伝授(=アチューンメント)は、レイキのメソッド(方法・手法)の実践を始めるためのプロセスです。それは、レイキのメソッドをできるようにするための手順であり、ティチャーになれる段階の伝授まで受けたティーチャーによって行われます。
シリーズ第4回のこの記事では、伝授の必要性・意義や原理、伝授を受けることで得られることなど、伝授について深く理解できるようにお話しします。
そして、あなたも第1段階の伝授を受ければ、その日からレイキのメソッド(方法・手法)を使えるようになれます。
1|なぜ『伝授』という形が必要なのか
レイキ(=宇宙生命エネルギー)は、もともとすべての人に備わっている生命エネルギーです。それにもかかわらず、なぜ「伝授」という形式が存在するのでしょうか。
ここでは、伝授が果たす実践的意義を見ていきます。
伝授の意義 ― レイキを「方法」として扱えるように
レイキ(霊気=宇宙生命エネルギー)の本質は、宇宙エネルギー(霊)と個体の生命の流れ(気)の調和にあります。それは誰の中にも存在していますが、意識されずに日常を過ごすうちに、その流れや働きは弱まりやすくなります。

══════

* [課題]
1. レイキの伝授に関する文章では、伝授は誰が行うとされていますか。
2. レイキの伝授に関する文章を、最後の文の後から書き継いでください。

══════

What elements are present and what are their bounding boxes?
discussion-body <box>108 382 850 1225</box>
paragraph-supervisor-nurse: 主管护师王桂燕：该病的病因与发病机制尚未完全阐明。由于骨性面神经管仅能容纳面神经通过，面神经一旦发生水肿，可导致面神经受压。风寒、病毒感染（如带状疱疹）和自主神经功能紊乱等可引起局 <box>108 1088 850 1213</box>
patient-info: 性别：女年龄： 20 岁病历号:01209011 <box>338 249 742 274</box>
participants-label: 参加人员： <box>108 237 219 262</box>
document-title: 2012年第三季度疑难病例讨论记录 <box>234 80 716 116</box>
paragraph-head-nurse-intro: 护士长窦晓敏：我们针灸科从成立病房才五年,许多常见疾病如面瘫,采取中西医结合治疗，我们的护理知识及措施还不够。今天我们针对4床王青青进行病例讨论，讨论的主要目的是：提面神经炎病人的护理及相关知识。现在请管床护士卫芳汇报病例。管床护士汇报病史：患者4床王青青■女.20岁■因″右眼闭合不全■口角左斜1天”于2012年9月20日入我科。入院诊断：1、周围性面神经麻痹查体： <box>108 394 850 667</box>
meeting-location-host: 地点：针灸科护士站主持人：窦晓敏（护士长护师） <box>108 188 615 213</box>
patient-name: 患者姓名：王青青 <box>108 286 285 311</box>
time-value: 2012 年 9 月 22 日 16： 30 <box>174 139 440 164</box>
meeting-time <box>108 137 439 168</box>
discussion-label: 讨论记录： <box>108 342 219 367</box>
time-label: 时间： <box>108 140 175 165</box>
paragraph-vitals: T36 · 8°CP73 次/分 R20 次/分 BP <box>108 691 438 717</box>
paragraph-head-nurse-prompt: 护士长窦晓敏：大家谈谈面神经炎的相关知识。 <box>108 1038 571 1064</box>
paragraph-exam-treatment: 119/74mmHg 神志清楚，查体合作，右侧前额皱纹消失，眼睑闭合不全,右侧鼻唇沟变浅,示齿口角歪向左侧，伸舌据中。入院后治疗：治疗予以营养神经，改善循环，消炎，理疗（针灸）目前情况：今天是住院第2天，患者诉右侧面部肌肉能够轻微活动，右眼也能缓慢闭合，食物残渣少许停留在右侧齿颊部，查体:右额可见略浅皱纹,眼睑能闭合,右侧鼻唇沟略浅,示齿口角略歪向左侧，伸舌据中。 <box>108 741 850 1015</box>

══════

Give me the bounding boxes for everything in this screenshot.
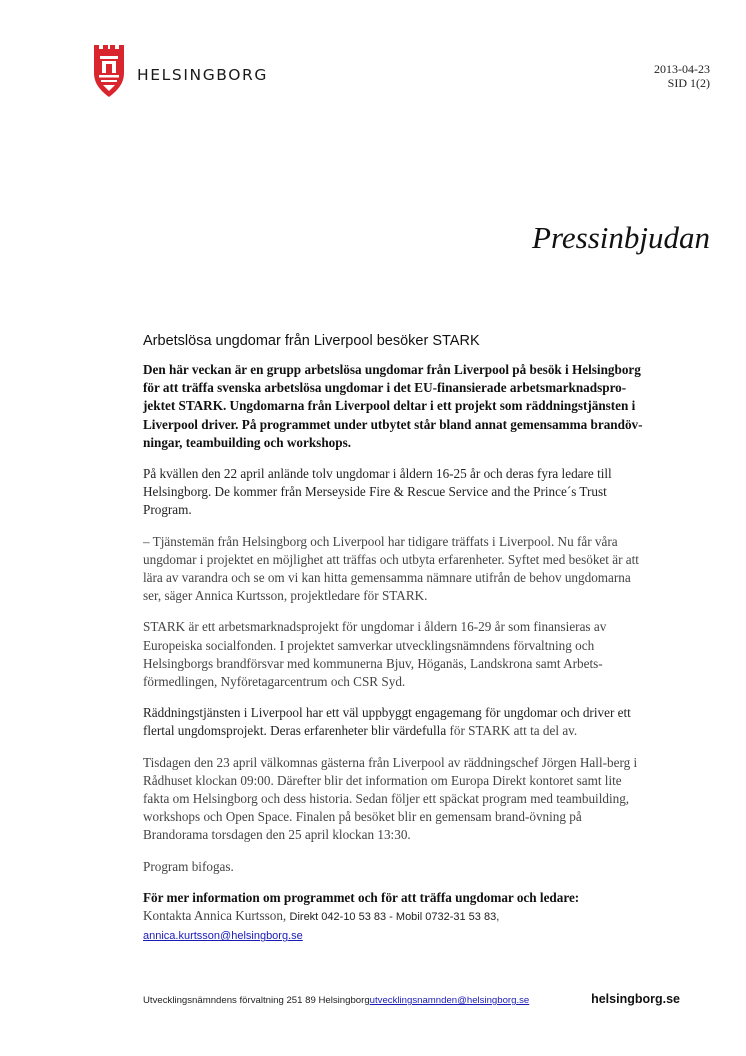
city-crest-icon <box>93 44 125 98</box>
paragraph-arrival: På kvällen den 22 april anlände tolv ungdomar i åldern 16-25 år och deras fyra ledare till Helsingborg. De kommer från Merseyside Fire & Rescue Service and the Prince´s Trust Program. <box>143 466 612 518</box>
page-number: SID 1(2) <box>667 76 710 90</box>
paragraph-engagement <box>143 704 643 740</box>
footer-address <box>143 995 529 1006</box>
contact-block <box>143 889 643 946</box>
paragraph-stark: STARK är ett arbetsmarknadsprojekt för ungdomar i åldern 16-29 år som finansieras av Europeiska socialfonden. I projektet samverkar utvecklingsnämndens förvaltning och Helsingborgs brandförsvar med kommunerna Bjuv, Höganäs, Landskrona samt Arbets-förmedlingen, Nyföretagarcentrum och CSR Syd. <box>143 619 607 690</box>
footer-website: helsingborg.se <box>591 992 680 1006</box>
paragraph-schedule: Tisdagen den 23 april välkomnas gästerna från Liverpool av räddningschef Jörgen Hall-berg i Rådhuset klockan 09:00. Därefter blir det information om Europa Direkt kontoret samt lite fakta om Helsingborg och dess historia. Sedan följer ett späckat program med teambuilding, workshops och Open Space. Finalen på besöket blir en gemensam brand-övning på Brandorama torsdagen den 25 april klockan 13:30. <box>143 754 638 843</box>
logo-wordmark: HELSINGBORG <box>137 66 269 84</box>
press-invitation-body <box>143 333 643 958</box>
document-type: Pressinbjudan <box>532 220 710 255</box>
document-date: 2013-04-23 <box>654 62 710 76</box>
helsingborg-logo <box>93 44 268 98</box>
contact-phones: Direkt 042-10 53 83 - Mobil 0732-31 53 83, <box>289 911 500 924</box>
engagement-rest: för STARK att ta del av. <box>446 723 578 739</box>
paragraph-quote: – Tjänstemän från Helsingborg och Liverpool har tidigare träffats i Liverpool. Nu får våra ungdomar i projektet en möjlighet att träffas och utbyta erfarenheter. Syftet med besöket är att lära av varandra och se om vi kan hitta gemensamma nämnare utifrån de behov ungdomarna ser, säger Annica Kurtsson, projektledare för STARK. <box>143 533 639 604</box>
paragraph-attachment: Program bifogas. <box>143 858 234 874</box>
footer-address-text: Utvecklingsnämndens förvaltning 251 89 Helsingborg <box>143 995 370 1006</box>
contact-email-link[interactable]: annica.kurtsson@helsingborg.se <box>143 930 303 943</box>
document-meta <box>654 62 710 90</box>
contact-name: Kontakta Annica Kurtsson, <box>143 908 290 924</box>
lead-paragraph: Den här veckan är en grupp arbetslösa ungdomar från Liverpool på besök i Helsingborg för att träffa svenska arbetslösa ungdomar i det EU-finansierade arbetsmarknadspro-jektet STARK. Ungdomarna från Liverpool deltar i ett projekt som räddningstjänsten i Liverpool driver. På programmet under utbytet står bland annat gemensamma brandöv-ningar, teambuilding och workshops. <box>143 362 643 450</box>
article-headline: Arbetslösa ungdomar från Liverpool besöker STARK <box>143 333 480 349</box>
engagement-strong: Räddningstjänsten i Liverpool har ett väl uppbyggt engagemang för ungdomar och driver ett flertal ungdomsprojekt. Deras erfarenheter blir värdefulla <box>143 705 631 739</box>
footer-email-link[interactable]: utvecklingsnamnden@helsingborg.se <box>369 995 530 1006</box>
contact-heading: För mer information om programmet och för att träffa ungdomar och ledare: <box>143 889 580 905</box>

══════

* [解答]
1. ティーチャーになれる段階の伝授まで受けたティーチャーです。

2.
伝授は、この自然の力を意図的に整え高められるようになるための取組みです。単に「癒しの感覚を得る」ためではなく、レイキを『再現性のあるメソッド(方法・手法)』によって使えるようにするためのものです。
そして、確実に再現性のあるメソッドにするためには、一定の手順・段階・伝達が必要です。
伝授はその役割を担い、エネルギーの流れを安定化させる基礎構築のプロセスとなります。
伝授の「師と弟子」という形式のもつ意味
レイキメソッドの伝授は、「師から弟子へ」という形式を取ります。それは、信仰や権威のためではなく、正しい関係性と場で行うことが大切だということです。
ティーチャーは、宇宙エネルギーとの接続を明確に保ち、自らのレイキ(宇宙生命エネルギー)を高めて、受け手が安心して自己のレイキの回路を開けるように場を整えます。この構造があることで、伝授は安全で安定したプロセスになります。
また、師と弟子という関係性を持つことで、伝授は、受け手にとって一過性の体験ではなく、学習と成長を伴う体系的な修養の道として継承されます。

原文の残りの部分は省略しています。